→ What you need to do
Copy out each line that has "screenshot" in it.

→ Stored records
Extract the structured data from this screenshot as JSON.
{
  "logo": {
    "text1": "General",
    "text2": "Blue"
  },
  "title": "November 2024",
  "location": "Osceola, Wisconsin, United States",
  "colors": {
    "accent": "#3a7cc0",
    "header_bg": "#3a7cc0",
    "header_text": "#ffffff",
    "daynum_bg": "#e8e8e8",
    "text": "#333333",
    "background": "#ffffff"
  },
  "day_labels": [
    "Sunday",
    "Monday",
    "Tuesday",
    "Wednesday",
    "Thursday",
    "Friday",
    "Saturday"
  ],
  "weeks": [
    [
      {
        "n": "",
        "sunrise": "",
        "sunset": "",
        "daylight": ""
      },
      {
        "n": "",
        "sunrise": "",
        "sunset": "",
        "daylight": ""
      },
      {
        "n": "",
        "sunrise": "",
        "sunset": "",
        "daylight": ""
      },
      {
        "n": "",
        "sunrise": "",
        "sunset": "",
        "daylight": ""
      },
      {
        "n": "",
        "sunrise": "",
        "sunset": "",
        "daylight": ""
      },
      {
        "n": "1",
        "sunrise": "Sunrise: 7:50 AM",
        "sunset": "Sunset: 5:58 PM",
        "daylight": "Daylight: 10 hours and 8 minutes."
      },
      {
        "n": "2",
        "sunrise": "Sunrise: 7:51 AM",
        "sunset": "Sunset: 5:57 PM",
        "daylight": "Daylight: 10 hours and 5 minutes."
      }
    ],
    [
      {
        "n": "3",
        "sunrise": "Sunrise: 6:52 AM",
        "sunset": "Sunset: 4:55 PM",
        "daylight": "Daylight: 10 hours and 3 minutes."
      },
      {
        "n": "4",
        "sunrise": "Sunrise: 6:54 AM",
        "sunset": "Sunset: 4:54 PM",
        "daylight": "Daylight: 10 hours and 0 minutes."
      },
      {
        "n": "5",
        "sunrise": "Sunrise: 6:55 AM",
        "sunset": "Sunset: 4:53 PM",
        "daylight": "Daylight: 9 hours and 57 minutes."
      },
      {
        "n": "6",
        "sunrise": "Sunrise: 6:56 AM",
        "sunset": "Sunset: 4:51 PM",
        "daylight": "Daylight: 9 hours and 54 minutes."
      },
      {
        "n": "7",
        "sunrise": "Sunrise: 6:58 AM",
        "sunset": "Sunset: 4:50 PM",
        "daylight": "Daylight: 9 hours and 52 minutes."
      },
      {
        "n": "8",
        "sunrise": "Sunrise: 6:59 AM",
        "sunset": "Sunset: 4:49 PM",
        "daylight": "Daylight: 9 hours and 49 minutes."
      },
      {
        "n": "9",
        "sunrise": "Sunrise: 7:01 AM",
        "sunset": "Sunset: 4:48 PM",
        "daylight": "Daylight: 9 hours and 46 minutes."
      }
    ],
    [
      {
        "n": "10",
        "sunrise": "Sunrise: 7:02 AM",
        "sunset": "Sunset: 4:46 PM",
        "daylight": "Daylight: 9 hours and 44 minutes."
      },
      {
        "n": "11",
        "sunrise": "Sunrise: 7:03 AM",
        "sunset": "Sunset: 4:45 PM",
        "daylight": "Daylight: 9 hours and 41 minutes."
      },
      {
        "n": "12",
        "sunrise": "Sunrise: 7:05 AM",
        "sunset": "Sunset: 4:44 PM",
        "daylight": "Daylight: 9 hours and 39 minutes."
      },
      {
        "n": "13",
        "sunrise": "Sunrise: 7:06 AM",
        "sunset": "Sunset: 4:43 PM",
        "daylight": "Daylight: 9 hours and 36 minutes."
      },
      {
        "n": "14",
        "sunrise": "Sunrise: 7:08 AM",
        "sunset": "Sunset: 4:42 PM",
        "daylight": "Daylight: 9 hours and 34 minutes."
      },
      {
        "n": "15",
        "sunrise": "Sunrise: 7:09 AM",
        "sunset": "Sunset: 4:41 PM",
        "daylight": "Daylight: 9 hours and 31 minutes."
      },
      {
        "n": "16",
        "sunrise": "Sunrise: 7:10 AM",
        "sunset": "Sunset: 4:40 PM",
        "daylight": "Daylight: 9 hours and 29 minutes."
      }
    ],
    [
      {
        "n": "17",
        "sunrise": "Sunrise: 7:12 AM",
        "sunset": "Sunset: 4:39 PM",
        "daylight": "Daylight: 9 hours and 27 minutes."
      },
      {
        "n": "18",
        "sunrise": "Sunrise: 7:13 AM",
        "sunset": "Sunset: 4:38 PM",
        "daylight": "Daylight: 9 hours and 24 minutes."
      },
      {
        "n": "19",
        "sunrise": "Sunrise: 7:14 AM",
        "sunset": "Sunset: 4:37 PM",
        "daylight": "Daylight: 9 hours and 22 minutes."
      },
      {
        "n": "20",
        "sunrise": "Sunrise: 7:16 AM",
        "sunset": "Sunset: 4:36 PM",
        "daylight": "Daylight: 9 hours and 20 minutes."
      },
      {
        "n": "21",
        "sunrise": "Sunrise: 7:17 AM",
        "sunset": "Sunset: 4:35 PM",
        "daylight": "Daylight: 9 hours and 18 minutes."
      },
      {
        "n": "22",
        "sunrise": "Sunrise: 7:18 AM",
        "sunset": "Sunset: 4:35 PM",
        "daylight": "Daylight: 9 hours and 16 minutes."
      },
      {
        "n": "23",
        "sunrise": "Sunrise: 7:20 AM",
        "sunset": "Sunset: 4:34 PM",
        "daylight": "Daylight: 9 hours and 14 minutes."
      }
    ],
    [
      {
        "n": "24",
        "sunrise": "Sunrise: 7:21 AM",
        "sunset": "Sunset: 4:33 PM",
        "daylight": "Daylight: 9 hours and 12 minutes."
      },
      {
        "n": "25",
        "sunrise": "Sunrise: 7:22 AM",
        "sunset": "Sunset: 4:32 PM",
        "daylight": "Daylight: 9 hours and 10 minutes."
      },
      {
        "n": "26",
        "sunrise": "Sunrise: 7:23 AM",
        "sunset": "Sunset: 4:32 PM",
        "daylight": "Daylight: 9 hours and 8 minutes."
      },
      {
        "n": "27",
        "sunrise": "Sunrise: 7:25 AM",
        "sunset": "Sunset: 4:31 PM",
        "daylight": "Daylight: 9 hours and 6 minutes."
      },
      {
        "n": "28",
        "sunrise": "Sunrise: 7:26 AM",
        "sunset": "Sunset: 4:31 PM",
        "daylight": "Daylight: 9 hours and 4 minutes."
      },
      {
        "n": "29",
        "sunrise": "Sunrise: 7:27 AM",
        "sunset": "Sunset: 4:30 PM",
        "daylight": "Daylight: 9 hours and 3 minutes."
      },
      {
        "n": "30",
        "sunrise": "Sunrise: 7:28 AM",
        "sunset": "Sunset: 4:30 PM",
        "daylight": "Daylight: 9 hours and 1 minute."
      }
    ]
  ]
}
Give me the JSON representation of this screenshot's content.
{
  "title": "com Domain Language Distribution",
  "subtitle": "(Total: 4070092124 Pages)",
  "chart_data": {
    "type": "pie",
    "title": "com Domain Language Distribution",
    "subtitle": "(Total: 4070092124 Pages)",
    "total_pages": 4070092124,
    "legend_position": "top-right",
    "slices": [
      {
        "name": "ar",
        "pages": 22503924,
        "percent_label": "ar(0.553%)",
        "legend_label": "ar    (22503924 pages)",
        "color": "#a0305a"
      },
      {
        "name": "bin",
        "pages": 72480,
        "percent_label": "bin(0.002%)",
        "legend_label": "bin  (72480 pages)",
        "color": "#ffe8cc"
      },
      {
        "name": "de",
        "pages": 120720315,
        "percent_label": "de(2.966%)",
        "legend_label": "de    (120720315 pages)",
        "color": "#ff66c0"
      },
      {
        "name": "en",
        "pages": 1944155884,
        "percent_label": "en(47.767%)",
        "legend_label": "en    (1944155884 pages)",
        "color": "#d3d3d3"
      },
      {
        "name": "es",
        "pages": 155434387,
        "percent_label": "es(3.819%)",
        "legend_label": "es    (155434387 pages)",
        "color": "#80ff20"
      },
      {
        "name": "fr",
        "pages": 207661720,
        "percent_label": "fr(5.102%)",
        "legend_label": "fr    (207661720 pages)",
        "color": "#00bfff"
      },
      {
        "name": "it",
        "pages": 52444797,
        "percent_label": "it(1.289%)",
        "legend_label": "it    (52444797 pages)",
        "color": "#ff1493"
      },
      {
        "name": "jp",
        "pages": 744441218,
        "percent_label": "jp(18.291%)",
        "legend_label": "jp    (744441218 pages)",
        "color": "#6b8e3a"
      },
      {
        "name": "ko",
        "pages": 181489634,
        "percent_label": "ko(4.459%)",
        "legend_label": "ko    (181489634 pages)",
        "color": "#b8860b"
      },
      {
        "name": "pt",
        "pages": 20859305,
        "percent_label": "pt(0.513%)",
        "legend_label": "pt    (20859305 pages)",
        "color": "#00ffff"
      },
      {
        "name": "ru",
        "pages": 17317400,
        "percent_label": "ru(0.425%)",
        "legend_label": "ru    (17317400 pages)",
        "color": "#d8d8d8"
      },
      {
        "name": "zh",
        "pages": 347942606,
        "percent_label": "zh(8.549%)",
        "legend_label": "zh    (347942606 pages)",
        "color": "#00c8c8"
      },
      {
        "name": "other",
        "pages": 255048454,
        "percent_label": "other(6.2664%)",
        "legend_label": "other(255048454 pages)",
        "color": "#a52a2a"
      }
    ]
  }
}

→ Finished exercise
Extract the structured data from this screenshot as JSON.
Give me the JSON representation of this screenshot's content.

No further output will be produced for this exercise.